** begin **
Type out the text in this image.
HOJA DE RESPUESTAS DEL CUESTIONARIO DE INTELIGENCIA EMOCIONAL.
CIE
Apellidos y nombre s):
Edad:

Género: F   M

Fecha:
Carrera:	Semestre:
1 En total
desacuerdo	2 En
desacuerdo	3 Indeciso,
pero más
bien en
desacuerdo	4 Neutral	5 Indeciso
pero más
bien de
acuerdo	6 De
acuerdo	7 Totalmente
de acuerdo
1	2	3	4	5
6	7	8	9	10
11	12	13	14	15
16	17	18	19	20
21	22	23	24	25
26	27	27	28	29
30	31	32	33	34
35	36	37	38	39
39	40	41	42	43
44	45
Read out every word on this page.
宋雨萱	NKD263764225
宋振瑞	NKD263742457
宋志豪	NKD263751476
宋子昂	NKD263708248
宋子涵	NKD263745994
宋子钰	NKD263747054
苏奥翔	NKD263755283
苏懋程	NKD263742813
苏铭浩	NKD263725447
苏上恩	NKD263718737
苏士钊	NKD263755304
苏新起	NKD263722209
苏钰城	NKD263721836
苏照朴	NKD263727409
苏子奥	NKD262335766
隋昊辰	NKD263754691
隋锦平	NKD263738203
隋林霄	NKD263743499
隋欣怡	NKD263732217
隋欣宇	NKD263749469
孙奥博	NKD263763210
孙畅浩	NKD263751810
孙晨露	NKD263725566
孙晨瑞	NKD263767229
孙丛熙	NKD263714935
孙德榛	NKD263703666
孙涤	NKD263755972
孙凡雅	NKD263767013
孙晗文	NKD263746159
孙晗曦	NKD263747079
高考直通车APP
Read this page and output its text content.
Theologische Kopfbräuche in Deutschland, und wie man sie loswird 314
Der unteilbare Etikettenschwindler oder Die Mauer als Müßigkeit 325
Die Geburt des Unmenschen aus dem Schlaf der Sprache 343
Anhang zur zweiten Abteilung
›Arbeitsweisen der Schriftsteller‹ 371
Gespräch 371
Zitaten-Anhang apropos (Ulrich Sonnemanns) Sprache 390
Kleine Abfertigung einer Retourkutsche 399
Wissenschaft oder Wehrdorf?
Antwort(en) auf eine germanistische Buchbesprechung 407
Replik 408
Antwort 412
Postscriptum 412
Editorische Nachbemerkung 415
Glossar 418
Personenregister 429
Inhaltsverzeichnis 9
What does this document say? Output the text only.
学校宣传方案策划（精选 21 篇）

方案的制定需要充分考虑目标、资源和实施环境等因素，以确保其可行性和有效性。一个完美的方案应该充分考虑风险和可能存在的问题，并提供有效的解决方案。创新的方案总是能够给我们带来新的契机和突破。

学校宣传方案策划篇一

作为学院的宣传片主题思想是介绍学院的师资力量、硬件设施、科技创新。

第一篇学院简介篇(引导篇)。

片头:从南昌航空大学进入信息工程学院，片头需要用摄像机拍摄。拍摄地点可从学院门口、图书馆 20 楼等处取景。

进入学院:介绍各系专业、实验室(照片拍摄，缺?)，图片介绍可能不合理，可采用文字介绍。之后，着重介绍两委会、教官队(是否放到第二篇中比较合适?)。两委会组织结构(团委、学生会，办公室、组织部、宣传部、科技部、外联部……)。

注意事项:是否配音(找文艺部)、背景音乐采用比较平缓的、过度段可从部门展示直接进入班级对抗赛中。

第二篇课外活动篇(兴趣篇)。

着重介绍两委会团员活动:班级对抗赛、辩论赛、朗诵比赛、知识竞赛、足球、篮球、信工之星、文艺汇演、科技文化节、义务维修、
** end **
> **Exercise**: Print out all the entries precisely as written.

> **The solution**:
Type out the text in this image.
HOJA DE RESPUESTAS DEL CUESTIONARIO DE INTELIGENCIA EMOCIONAL.
CIE
Apellidos y nombre s):
Edad:

Género: F   M

Fecha:
Carrera:	Semestre:
1 En total
desacuerdo	2 En
desacuerdo	3 Indeciso,
pero más
bien en
desacuerdo	4 Neutral	5 Indeciso
pero más
bien de
acuerdo	6 De
acuerdo	7 Totalmente
de acuerdo
1	2	3	4	5
6	7	8	9	10
11	12	13	14	15
16	17	18	19	20
21	22	23	24	25
26	27	27	28	29
30	31	32	33	34
35	36	37	38	39
39	40	41	42	43
44	45
Read out every word on this page.
宋雨萱	NKD263764225
宋振瑞	NKD263742457
宋志豪	NKD263751476
宋子昂	NKD263708248
宋子涵	NKD263745994
宋子钰	NKD263747054
苏奥翔	NKD263755283
苏懋程	NKD263742813
苏铭浩	NKD263725447
苏上恩	NKD263718737
苏士钊	NKD263755304
苏新起	NKD263722209
苏钰城	NKD263721836
苏照朴	NKD263727409
苏子奥	NKD262335766
隋昊辰	NKD263754691
隋锦平	NKD263738203
隋林霄	NKD263743499
隋欣怡	NKD263732217
隋欣宇	NKD263749469
孙奥博	NKD263763210
孙畅浩	NKD263751810
孙晨露	NKD263725566
孙晨瑞	NKD263767229
孙丛熙	NKD263714935
孙德榛	NKD263703666
孙涤	NKD263755972
孙凡雅	NKD263767013
孙晗文	NKD263746159
孙晗曦	NKD263747079
高考直通车APP
Read this page and output its text content.
Theologische Kopfbräuche in Deutschland, und wie man sie loswird 314
Der unteilbare Etikettenschwindler oder Die Mauer als Müßigkeit 325
Die Geburt des Unmenschen aus dem Schlaf der Sprache 343
Anhang zur zweiten Abteilung
›Arbeitsweisen der Schriftsteller‹ 371
Gespräch 371
Zitaten-Anhang apropos (Ulrich Sonnemanns) Sprache 390
Kleine Abfertigung einer Retourkutsche 399
Wissenschaft oder Wehrdorf?
Antwort(en) auf eine germanistische Buchbesprechung 407
Replik 408
Antwort 412
Postscriptum 412
Editorische Nachbemerkung 415
Glossar 418
Personenregister 429
Inhaltsverzeichnis 9
What does this document say? Output the text only.
学校宣传方案策划（精选 21 篇）

方案的制定需要充分考虑目标、资源和实施环境等因素，以确保其可行性和有效性。一个完美的方案应该充分考虑风险和可能存在的问题，并提供有效的解决方案。创新的方案总是能够给我们带来新的契机和突破。

学校宣传方案策划篇一

作为学院的宣传片主题思想是介绍学院的师资力量、硬件设施、科技创新。

第一篇学院简介篇(引导篇)。

片头:从南昌航空大学进入信息工程学院，片头需要用摄像机拍摄。拍摄地点可从学院门口、图书馆 20 楼等处取景。

进入学院:介绍各系专业、实验室(照片拍摄，缺?)，图片介绍可能不合理，可采用文字介绍。之后，着重介绍两委会、教官队(是否放到第二篇中比较合适?)。两委会组织结构(团委、学生会，办公室、组织部、宣传部、科技部、外联部……)。

注意事项:是否配音(找文艺部)、背景音乐采用比较平缓的、过度段可从部门展示直接进入班级对抗赛中。

第二篇课外活动篇(兴趣篇)。

着重介绍两委会团员活动:班级对抗赛、辩论赛、朗诵比赛、知识竞赛、足球、篮球、信工之星、文艺汇演、科技文化节、义务维修、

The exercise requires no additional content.